#### RECORDS TO PROCESS

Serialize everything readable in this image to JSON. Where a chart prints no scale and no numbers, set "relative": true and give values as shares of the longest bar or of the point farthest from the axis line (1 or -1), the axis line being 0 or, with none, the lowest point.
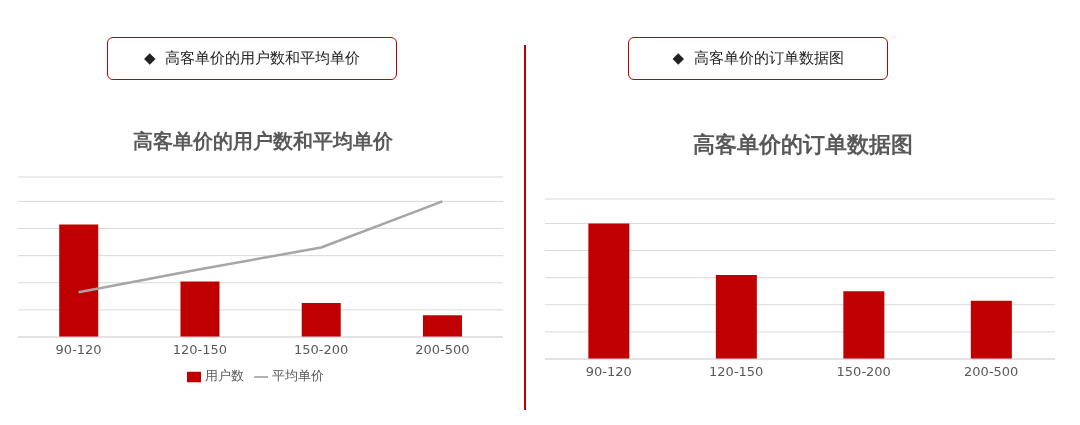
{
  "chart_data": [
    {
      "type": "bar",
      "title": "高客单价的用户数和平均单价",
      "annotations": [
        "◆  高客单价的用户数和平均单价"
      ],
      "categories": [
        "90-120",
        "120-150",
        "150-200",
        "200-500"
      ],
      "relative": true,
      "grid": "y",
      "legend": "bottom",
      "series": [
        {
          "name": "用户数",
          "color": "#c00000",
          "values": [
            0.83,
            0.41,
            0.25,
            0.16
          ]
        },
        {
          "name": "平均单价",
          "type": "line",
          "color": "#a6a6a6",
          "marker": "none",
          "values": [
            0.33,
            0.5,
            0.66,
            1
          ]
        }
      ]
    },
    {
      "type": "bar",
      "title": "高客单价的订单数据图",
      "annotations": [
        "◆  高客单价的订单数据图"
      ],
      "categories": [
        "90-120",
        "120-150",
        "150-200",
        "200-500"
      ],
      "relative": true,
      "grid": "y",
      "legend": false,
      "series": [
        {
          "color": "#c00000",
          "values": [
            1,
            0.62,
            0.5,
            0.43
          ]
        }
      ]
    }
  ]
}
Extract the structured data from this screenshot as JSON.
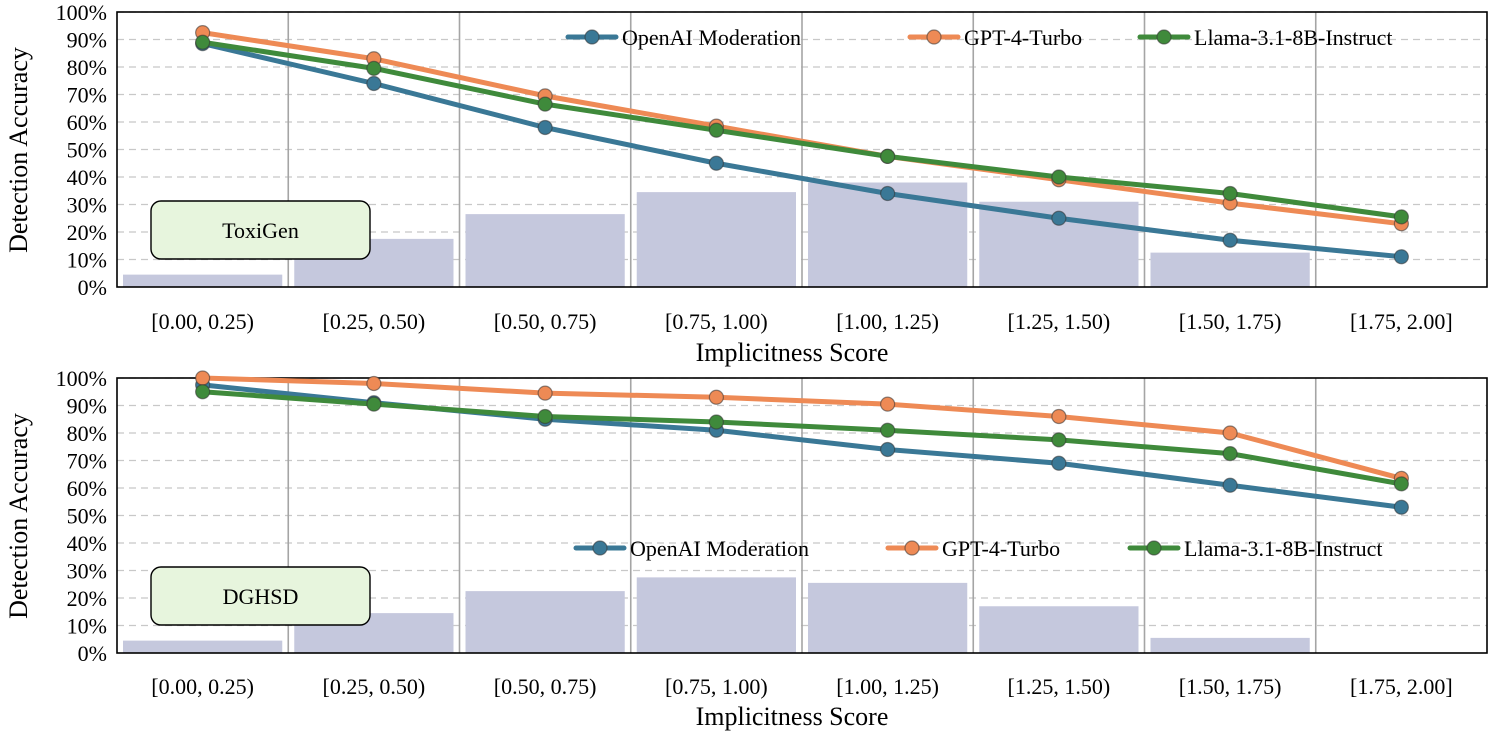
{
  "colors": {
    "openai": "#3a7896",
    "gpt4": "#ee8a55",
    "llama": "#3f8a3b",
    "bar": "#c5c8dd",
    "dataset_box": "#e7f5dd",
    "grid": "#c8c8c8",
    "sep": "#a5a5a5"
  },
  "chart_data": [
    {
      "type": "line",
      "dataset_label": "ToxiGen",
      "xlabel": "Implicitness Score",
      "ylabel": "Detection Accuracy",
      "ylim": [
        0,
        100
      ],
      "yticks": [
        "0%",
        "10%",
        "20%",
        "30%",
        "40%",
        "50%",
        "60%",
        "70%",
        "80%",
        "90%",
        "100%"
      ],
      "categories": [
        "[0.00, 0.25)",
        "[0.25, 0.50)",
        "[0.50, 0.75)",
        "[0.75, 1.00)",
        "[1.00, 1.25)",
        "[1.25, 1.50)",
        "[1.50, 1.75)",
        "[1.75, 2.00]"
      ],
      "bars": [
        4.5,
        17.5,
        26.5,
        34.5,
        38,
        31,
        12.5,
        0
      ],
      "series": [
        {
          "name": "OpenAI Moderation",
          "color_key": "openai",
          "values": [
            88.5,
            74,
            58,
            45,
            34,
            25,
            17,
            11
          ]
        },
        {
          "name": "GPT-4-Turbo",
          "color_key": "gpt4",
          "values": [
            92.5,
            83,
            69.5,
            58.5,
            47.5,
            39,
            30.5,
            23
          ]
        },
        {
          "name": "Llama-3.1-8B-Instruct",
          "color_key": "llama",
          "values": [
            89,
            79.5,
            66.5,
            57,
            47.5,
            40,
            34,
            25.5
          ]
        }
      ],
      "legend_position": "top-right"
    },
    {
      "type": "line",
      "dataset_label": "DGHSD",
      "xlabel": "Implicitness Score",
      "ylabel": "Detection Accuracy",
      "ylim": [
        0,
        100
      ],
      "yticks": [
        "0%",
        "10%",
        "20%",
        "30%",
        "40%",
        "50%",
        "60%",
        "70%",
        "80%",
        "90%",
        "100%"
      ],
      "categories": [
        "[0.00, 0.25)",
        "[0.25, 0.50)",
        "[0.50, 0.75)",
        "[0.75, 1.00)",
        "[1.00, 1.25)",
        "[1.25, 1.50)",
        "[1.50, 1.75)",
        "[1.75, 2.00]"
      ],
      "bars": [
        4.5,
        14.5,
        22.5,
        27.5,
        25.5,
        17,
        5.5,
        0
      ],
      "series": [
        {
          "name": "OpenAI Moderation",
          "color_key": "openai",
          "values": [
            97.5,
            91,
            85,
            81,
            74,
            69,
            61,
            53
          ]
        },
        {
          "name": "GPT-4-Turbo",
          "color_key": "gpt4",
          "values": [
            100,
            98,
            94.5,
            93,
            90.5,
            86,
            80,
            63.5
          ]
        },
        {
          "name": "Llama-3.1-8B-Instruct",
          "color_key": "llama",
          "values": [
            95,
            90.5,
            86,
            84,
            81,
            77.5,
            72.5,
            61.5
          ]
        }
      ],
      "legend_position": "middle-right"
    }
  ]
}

########
#### RECORDS TO PROCESS

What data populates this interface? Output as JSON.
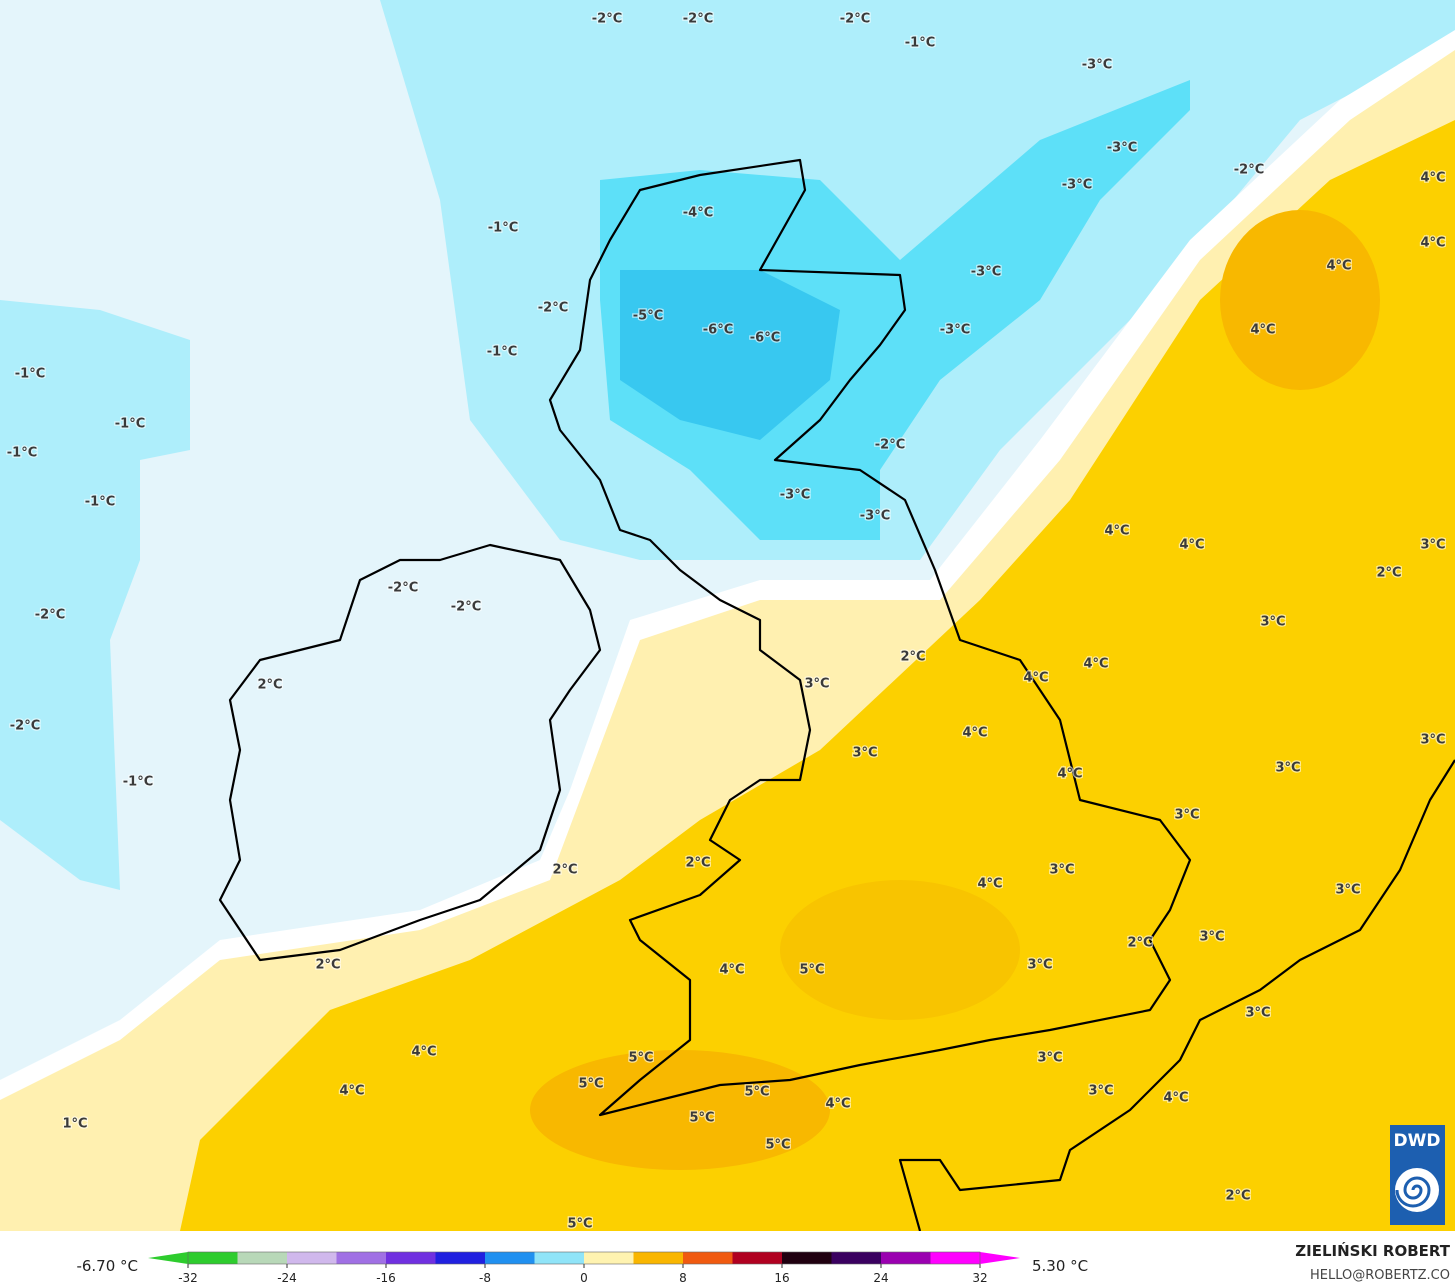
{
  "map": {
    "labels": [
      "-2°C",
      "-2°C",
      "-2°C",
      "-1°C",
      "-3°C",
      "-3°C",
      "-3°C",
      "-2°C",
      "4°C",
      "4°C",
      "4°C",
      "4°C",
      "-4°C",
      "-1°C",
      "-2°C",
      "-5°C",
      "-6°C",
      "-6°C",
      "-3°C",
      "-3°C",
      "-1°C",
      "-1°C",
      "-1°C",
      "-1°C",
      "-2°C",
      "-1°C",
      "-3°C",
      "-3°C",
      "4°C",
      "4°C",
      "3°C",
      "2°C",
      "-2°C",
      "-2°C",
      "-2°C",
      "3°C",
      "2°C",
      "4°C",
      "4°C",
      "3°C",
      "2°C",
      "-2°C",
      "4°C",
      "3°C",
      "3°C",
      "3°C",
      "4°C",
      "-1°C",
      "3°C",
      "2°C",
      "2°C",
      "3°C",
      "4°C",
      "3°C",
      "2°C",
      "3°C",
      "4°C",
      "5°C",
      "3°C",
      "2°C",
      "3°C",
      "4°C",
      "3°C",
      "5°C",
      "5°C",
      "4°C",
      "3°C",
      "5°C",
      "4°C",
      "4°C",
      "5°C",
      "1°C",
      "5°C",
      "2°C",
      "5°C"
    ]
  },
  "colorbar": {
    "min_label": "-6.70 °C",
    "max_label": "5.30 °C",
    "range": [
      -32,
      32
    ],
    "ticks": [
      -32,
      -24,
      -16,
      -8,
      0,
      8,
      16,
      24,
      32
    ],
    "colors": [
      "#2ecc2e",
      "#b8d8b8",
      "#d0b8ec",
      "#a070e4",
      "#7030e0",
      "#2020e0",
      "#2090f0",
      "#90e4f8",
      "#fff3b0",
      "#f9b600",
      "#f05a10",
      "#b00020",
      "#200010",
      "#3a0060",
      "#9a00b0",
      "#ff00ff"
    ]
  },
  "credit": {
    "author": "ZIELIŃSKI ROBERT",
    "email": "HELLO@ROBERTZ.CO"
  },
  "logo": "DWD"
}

########

» REQUIREMENTS: Find every line in the records that contains the word "from"; copy those lines.

» THE ANSWER:
Serialize everything readable in this image to JSON. Where a chart prints no scale and no numbers, set "relative": true and give values as shares of the longest bar or of the point farthest from the axis line (1 or -1), the axis line being 0 or, with none, the lowest point.
Extract the structured data from this screenshot as JSON.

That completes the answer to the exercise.